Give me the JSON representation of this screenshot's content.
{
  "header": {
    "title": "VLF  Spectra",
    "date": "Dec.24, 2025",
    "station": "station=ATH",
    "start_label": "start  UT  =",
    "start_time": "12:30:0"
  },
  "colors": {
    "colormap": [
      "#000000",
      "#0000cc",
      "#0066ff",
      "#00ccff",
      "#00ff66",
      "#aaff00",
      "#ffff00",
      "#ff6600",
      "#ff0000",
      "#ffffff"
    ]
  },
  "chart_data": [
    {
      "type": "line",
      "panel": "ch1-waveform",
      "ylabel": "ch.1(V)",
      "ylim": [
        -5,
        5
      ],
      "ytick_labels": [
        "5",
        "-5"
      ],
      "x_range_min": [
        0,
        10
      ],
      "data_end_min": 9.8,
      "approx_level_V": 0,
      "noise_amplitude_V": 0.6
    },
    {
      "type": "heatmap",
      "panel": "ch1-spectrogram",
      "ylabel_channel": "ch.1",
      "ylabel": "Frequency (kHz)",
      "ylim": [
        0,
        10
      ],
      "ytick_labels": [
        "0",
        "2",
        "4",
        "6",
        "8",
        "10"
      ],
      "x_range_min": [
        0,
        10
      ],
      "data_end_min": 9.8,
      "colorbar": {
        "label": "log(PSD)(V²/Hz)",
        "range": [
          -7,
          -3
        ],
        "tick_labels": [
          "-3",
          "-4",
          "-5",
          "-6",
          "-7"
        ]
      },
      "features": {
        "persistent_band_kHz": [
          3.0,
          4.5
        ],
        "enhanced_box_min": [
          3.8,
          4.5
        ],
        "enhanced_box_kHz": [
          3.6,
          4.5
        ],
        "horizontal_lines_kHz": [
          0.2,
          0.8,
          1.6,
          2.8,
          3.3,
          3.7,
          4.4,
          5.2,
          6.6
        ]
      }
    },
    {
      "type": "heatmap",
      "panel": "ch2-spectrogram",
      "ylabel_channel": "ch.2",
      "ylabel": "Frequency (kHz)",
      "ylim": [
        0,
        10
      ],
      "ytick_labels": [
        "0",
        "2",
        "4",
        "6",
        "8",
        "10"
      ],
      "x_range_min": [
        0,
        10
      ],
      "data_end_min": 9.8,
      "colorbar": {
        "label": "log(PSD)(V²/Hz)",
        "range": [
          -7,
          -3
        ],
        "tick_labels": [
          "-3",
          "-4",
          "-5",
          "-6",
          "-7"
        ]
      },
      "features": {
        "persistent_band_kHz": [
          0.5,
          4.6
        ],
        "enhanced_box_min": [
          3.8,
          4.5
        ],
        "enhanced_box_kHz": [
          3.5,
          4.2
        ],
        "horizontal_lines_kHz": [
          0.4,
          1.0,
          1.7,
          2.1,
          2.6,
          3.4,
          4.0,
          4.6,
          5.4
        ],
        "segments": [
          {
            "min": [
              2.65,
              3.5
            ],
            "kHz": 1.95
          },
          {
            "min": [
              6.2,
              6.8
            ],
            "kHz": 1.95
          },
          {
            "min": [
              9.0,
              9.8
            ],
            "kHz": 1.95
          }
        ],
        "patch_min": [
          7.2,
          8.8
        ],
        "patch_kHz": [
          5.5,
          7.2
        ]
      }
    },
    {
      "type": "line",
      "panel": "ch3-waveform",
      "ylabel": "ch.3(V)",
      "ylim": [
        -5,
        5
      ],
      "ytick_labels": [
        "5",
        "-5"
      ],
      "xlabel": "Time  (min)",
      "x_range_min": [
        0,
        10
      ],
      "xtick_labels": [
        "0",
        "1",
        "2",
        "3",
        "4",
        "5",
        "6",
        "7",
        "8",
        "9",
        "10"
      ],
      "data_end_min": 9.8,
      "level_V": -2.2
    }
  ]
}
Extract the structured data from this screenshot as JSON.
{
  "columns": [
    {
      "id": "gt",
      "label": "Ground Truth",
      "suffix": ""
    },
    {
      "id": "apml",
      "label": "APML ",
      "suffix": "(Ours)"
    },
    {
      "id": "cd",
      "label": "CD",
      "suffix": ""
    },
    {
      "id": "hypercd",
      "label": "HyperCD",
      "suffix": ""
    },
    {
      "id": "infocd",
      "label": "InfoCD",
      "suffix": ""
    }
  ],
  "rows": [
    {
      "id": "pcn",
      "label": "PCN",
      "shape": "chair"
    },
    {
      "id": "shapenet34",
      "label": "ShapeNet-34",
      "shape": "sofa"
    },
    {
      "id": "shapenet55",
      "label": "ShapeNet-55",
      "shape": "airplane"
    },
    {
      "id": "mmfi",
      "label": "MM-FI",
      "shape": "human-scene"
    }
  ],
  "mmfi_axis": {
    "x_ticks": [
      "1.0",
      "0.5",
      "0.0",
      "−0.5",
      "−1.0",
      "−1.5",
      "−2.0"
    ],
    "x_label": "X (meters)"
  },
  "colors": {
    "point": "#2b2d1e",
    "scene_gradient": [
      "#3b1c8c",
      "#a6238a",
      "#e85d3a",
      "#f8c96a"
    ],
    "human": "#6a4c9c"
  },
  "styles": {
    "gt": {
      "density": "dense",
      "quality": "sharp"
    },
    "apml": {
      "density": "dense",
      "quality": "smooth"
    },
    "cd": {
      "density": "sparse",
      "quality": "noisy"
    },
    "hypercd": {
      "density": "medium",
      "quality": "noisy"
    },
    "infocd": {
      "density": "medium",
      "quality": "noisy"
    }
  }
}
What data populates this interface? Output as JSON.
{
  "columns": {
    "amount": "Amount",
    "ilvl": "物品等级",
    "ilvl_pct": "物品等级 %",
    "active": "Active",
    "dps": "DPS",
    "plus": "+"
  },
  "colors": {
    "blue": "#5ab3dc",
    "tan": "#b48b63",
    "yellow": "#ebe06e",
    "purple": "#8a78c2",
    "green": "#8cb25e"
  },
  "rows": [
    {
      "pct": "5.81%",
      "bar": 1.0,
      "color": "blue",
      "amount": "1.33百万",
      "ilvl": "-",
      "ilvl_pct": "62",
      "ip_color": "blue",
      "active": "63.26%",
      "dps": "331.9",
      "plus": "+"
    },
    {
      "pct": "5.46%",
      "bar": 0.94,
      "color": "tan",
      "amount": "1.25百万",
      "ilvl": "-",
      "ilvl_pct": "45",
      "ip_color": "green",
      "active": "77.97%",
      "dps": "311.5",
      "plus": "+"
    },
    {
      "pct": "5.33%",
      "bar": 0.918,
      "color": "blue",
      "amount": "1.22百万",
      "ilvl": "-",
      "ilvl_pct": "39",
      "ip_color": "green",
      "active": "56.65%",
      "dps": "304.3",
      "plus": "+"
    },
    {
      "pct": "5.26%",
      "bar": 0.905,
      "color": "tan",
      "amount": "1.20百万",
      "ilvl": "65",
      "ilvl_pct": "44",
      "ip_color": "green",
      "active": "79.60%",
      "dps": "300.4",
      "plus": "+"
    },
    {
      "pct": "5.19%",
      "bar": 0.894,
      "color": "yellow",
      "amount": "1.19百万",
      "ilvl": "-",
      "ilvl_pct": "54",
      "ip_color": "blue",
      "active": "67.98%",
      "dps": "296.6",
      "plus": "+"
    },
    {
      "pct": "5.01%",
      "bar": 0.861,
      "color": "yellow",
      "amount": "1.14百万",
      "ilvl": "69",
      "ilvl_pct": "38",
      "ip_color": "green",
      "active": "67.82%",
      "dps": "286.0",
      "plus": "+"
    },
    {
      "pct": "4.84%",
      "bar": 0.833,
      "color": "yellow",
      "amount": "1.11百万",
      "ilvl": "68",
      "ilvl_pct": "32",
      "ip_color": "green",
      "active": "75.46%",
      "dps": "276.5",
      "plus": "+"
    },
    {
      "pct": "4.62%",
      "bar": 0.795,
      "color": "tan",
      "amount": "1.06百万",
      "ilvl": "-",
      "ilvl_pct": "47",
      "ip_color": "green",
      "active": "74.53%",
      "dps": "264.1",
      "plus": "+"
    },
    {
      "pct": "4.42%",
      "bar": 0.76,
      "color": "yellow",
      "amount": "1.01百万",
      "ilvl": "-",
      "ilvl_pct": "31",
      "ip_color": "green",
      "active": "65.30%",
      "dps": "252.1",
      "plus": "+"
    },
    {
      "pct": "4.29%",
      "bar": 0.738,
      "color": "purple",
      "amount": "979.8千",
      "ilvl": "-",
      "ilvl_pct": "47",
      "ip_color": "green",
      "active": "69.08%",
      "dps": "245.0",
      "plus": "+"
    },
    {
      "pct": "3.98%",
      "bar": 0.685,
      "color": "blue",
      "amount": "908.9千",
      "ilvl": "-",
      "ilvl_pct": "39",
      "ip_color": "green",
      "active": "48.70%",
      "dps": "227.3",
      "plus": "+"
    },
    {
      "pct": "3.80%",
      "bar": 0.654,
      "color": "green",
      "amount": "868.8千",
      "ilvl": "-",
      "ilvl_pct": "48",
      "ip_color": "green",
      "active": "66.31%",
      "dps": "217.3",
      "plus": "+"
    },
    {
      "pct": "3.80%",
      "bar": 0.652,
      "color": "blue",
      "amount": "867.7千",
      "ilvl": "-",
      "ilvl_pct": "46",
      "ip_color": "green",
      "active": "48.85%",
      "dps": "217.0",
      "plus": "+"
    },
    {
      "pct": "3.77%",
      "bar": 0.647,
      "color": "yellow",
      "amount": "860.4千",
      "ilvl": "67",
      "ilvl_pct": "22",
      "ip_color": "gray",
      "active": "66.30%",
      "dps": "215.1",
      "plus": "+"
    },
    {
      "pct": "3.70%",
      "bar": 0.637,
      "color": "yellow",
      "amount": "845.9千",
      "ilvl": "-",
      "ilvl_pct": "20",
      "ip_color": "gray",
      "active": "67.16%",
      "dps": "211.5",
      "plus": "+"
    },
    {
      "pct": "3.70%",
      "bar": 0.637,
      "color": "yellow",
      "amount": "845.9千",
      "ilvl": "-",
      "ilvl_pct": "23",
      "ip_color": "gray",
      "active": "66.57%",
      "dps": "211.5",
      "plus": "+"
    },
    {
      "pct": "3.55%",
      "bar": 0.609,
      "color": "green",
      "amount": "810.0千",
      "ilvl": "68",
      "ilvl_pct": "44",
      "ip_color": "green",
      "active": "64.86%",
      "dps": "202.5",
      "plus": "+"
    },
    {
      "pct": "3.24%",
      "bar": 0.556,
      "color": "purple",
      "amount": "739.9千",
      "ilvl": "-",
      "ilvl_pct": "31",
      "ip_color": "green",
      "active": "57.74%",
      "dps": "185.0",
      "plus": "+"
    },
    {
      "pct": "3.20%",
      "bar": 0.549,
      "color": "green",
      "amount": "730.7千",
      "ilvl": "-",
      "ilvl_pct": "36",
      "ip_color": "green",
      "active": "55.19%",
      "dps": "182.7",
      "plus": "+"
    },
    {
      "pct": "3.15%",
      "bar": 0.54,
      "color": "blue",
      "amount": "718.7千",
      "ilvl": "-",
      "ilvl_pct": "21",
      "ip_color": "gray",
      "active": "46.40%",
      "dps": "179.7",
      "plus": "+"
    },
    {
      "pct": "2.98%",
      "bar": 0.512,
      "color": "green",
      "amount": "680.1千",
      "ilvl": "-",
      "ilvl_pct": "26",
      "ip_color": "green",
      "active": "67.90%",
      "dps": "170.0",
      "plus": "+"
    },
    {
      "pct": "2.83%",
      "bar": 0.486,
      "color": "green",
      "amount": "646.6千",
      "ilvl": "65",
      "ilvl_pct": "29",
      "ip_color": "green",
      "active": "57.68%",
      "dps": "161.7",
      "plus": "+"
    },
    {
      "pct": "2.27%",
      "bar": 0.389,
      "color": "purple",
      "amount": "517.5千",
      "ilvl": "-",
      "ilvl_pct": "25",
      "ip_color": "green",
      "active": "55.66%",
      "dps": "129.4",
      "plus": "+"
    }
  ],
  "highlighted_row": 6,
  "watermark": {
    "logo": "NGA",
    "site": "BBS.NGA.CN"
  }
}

____

(REQUIRED WORK) Show each line in the entries that holds the string "this".

(RESPONSE TO THE EXERCISE)
Give me the JSON representation of this screenshot's content.
Extract the structured data from this screenshot as JSON.
What data populates this interface? Output as JSON.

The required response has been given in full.